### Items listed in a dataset
>> Begin

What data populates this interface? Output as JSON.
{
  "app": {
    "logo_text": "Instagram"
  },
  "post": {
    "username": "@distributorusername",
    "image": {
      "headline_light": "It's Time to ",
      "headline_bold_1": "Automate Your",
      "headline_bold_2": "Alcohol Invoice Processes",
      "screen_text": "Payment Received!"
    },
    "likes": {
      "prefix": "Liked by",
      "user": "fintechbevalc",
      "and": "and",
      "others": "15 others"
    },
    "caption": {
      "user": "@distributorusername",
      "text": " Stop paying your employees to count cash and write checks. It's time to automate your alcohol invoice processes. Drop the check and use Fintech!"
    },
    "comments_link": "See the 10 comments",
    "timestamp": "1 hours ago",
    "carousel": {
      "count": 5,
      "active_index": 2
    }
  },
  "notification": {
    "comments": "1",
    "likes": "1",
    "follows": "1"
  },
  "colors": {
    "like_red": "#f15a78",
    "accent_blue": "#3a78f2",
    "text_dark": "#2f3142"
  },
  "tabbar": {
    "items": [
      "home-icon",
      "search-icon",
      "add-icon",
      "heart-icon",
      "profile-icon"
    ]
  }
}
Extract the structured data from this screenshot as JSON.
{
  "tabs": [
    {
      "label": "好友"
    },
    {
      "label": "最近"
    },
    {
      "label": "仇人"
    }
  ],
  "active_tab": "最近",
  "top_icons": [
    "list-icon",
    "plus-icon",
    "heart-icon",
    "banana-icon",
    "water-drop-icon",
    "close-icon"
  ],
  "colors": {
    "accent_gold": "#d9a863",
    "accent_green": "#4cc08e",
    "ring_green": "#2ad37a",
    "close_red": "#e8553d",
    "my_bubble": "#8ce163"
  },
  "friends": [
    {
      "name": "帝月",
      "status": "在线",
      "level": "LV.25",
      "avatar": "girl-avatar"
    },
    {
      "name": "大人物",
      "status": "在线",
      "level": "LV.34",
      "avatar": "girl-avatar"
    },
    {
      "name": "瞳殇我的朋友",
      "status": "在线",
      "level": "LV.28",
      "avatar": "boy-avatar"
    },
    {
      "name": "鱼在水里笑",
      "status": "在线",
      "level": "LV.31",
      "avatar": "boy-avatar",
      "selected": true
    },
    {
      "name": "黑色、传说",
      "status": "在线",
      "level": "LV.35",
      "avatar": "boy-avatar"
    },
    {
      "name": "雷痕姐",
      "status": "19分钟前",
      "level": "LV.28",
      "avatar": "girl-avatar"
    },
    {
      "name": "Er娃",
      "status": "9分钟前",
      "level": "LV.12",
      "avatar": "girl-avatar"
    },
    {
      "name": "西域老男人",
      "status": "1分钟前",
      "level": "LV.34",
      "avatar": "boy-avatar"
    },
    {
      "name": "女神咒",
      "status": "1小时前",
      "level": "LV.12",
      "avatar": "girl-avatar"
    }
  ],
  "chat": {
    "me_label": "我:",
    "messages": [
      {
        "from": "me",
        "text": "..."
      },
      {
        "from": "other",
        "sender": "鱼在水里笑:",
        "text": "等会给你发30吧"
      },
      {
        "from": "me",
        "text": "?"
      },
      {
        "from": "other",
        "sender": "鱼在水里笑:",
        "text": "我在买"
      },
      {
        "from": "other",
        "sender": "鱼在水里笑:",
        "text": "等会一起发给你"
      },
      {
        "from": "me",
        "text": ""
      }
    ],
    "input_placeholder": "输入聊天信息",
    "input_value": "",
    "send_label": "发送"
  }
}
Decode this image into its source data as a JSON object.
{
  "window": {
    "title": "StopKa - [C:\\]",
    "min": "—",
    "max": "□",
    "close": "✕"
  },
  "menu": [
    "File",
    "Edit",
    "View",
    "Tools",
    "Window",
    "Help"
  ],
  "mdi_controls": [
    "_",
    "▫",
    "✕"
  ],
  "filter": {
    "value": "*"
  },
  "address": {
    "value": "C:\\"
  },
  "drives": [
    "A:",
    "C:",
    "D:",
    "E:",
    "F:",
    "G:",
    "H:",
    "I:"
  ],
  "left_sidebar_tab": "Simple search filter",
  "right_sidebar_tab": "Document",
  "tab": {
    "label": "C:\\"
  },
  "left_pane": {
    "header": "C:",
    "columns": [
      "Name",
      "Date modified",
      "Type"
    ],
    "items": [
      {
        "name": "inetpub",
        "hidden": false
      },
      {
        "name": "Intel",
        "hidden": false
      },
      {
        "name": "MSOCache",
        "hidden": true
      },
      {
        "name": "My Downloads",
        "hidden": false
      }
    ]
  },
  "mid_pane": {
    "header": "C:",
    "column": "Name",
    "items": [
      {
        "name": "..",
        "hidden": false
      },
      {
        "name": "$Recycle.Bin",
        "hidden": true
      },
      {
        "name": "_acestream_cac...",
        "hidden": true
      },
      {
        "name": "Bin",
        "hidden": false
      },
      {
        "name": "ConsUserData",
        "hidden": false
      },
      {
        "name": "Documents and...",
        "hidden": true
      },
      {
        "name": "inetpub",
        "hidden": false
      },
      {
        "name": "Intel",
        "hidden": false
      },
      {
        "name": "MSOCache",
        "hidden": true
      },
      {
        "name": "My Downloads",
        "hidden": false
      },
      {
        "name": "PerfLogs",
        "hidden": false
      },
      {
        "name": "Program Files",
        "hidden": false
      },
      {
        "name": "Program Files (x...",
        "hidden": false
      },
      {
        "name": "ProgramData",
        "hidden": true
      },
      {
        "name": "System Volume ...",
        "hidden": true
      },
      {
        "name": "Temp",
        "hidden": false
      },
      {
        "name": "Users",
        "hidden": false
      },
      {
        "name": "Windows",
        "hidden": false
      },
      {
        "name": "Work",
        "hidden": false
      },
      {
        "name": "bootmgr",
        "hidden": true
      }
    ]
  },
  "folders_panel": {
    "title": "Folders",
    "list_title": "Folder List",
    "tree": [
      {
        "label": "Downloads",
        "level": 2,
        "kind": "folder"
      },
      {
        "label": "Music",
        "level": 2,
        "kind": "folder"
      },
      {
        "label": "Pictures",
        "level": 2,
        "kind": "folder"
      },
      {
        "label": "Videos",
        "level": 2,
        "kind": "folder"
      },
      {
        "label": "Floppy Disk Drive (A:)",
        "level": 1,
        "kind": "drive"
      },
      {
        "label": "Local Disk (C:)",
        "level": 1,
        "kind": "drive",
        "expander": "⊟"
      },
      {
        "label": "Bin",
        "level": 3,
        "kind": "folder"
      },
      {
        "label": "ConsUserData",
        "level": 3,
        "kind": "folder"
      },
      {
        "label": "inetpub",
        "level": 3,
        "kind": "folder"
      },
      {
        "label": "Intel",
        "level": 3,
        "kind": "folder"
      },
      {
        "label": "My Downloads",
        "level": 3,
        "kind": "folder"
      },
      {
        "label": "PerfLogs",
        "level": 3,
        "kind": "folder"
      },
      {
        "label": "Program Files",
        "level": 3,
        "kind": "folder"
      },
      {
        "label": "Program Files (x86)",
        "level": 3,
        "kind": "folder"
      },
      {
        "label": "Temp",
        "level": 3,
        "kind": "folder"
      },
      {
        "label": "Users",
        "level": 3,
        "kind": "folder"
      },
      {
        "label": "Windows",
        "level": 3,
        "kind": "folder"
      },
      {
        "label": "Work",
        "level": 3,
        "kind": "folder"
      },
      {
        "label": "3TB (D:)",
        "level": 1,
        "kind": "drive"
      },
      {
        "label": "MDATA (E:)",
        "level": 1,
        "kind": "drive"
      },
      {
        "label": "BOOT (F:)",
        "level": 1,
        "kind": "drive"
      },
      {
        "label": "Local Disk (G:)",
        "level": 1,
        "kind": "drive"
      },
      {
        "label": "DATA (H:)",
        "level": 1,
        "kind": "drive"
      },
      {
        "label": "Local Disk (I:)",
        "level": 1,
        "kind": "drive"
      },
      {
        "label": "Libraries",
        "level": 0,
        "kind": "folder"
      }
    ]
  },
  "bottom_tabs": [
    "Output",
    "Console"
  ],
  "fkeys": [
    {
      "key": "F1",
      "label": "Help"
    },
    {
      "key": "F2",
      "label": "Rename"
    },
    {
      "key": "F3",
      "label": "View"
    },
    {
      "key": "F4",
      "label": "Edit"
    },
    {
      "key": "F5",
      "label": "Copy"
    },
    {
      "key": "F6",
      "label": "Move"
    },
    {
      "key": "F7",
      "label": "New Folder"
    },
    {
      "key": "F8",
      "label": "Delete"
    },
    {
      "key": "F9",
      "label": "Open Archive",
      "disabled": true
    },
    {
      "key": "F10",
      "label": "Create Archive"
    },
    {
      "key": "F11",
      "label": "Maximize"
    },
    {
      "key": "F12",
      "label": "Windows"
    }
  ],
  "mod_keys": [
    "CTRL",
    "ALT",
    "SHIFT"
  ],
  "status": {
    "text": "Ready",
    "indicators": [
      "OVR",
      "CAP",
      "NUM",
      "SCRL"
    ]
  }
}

>> End

### TASK DESCRIPTION
Gather all lines from the listing above in which "Output" occurs.

### SOLUTION
What data populates this interface? Output as JSON.
    "Output",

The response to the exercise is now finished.